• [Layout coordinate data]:
— BEGIN —

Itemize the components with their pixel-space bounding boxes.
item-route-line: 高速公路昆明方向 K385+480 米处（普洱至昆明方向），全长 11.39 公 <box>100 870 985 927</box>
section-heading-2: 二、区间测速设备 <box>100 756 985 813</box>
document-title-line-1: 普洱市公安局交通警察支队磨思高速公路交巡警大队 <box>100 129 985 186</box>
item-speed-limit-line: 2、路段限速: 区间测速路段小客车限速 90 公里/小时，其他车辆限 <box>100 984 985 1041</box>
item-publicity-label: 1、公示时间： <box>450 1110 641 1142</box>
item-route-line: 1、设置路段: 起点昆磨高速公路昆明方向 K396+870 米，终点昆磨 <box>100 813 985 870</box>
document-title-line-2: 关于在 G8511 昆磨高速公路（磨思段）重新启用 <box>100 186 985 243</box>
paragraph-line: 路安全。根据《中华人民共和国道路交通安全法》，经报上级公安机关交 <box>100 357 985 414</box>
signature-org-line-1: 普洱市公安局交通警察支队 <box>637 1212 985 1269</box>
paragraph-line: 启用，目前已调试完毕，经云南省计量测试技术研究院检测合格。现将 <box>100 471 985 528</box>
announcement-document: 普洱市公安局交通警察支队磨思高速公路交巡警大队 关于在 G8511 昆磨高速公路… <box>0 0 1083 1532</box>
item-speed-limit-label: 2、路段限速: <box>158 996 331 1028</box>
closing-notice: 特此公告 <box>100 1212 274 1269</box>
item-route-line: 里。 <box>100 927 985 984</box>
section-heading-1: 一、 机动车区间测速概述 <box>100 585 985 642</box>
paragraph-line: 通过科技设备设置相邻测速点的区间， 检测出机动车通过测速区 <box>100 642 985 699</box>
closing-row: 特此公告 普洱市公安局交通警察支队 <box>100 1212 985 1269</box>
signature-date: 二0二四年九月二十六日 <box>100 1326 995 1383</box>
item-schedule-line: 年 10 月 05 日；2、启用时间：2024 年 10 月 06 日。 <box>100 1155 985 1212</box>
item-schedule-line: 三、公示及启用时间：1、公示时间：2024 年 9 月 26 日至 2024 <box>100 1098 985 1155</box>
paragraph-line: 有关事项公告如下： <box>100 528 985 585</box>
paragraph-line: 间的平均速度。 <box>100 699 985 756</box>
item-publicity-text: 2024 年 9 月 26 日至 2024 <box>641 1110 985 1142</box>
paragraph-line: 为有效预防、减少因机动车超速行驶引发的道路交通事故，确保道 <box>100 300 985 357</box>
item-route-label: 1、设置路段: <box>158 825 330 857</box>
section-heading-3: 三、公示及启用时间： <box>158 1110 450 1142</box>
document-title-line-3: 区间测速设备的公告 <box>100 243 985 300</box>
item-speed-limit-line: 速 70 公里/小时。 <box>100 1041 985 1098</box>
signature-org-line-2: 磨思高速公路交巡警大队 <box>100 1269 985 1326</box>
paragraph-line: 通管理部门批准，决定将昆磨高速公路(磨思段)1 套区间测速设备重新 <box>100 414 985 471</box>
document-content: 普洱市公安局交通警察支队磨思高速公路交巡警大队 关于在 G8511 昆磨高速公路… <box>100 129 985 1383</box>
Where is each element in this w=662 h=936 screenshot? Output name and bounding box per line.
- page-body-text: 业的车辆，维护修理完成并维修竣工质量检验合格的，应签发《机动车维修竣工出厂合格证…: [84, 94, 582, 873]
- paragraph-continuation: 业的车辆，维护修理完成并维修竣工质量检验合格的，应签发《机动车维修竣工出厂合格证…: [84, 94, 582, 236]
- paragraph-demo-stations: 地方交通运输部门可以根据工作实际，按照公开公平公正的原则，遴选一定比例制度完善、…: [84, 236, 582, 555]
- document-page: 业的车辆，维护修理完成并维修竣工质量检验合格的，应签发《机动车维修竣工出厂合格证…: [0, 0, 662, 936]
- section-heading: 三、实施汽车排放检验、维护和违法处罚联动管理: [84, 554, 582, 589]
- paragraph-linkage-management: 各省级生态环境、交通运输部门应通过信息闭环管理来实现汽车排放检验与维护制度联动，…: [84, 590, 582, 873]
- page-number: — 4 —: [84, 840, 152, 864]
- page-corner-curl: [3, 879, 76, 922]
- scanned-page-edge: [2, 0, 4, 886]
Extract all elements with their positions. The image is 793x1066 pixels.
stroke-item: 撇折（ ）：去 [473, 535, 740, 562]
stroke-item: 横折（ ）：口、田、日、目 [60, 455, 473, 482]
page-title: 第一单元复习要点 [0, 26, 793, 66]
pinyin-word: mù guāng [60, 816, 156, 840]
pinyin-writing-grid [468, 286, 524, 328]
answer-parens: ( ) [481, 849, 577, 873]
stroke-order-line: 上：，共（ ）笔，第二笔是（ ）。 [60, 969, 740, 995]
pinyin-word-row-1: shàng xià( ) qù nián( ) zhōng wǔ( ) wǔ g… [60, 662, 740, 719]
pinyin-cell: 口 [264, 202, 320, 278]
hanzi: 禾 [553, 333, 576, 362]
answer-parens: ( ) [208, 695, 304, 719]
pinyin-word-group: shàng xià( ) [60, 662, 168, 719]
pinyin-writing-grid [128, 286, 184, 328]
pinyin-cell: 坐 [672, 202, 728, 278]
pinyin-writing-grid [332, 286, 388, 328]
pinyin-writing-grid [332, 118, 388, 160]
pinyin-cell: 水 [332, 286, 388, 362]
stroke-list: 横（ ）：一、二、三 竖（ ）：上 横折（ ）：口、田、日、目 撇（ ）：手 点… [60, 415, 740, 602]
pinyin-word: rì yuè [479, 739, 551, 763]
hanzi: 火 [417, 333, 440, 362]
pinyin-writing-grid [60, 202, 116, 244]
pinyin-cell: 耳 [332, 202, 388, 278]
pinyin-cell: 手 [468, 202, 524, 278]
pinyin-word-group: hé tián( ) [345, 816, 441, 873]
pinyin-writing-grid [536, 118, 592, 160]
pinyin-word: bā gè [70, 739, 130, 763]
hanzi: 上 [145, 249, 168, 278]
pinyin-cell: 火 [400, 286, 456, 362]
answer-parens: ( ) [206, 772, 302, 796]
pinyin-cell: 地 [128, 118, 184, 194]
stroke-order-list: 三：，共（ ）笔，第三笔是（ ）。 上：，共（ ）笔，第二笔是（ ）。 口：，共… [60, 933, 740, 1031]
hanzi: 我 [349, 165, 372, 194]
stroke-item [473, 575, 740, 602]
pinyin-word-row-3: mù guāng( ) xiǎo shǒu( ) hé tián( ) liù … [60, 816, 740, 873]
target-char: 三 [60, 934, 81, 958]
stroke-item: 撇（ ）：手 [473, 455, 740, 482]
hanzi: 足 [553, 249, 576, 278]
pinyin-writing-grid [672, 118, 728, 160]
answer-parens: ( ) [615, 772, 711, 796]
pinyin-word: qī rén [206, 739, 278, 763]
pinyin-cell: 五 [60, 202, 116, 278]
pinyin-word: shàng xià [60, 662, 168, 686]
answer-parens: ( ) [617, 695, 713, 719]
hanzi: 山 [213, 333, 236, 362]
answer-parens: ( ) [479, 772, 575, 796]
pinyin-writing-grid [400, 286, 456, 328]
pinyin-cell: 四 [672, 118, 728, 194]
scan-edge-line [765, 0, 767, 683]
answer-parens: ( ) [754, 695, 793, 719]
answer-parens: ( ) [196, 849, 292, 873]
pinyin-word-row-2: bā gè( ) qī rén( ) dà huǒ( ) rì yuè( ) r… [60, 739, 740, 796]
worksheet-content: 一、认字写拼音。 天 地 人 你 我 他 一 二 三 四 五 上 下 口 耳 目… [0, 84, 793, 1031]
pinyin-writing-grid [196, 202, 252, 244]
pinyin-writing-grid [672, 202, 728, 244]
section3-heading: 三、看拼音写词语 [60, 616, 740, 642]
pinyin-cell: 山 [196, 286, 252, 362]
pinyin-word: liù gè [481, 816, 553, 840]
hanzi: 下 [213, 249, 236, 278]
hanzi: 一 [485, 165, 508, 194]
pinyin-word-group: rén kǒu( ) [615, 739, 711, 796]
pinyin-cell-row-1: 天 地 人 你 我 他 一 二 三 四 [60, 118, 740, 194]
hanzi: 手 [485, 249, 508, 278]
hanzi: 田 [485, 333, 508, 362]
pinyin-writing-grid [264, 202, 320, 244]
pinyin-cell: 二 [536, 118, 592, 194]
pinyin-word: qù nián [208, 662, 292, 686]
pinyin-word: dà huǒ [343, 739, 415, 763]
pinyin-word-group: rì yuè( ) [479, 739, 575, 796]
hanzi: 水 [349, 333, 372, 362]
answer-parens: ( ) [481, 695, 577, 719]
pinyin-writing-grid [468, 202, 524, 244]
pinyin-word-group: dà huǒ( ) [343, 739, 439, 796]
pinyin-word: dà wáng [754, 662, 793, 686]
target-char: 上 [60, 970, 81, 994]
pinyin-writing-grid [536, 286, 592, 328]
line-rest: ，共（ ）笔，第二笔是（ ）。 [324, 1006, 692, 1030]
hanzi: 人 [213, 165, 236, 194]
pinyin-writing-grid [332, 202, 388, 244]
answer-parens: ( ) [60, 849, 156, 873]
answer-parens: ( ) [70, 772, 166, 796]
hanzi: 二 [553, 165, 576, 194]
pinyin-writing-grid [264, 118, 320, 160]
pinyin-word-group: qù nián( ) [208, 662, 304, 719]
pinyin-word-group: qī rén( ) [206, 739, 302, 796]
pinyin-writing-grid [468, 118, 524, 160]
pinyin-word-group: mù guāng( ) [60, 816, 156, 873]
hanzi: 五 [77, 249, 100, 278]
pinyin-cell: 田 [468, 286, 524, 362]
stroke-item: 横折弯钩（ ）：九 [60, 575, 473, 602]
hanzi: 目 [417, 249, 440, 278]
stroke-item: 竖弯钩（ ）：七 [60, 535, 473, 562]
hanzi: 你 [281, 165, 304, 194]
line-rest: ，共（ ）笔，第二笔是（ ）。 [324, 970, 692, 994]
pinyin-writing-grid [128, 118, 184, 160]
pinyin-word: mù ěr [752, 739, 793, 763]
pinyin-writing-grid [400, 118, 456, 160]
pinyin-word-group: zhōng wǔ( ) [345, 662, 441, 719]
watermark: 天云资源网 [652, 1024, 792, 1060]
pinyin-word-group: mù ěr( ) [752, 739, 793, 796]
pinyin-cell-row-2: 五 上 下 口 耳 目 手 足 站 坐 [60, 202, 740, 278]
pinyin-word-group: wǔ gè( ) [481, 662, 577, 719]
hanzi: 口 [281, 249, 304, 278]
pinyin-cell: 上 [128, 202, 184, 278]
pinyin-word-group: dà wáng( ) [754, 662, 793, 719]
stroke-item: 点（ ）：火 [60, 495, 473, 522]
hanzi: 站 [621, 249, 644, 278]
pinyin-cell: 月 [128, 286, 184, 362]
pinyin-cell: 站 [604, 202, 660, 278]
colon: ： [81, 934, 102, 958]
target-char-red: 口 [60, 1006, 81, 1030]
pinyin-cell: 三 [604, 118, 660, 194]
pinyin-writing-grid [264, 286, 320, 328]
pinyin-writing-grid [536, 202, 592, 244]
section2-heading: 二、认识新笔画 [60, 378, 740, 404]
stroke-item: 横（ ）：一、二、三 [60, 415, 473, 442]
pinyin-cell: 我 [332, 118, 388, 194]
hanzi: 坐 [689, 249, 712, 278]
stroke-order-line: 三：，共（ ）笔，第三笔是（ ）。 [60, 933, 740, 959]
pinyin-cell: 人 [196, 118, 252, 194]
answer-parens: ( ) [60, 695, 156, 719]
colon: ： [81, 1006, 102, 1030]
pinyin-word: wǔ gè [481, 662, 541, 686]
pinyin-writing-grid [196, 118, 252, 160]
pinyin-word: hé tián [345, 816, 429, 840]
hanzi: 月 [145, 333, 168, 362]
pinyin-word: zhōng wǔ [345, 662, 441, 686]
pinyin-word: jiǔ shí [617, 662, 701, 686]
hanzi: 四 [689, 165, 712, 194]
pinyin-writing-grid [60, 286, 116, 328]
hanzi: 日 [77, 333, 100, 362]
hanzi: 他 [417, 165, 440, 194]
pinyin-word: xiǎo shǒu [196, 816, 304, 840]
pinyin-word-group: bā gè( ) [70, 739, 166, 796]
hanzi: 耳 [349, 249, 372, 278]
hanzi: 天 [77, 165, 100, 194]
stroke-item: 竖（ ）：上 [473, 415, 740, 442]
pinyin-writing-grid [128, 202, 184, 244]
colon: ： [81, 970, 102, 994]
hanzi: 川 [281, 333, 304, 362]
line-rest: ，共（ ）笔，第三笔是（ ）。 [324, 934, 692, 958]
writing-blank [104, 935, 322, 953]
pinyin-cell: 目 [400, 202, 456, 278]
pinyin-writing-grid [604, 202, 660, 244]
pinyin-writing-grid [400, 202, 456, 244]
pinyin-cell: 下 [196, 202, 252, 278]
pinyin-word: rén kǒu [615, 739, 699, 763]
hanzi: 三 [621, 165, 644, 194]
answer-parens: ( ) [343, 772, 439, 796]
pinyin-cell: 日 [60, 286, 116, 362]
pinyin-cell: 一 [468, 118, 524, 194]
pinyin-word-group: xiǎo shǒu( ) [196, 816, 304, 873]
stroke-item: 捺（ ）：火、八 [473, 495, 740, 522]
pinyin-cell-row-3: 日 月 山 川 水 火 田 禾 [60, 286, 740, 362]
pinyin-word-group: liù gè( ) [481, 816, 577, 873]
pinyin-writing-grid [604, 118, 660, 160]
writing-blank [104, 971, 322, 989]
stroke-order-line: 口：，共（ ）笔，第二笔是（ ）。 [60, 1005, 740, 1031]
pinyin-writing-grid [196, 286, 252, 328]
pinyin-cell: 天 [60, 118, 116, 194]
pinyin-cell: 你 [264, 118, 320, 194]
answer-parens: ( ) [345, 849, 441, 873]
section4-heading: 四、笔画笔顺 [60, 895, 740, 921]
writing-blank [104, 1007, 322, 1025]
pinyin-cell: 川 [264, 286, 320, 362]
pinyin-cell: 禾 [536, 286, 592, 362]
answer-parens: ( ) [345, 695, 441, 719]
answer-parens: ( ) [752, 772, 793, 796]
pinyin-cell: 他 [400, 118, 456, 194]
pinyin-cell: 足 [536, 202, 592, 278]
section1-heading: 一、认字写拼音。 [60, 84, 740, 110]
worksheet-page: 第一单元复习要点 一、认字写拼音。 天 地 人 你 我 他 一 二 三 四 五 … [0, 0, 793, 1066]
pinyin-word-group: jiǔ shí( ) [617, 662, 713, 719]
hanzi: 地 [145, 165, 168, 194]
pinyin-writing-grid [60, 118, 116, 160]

— END —

• [Requirements]: Can you retype the items starting at the very first one and ending at the line that contains "item-route-line: 1、设置路段: 起点昆磨高速公路昆明方向", with both ends included?

• [Right answer]:
Itemize the components with their pixel-space bounding boxes.
item-route-line: 高速公路昆明方向 K385+480 米处（普洱至昆明方向），全长 11.39 公 <box>100 870 985 927</box>
section-heading-2: 二、区间测速设备 <box>100 756 985 813</box>
document-title-line-1: 普洱市公安局交通警察支队磨思高速公路交巡警大队 <box>100 129 985 186</box>
item-speed-limit-line: 2、路段限速: 区间测速路段小客车限速 90 公里/小时，其他车辆限 <box>100 984 985 1041</box>
item-publicity-label: 1、公示时间： <box>450 1110 641 1142</box>
item-route-line: 1、设置路段: 起点昆磨高速公路昆明方向 K396+870 米，终点昆磨 <box>100 813 985 870</box>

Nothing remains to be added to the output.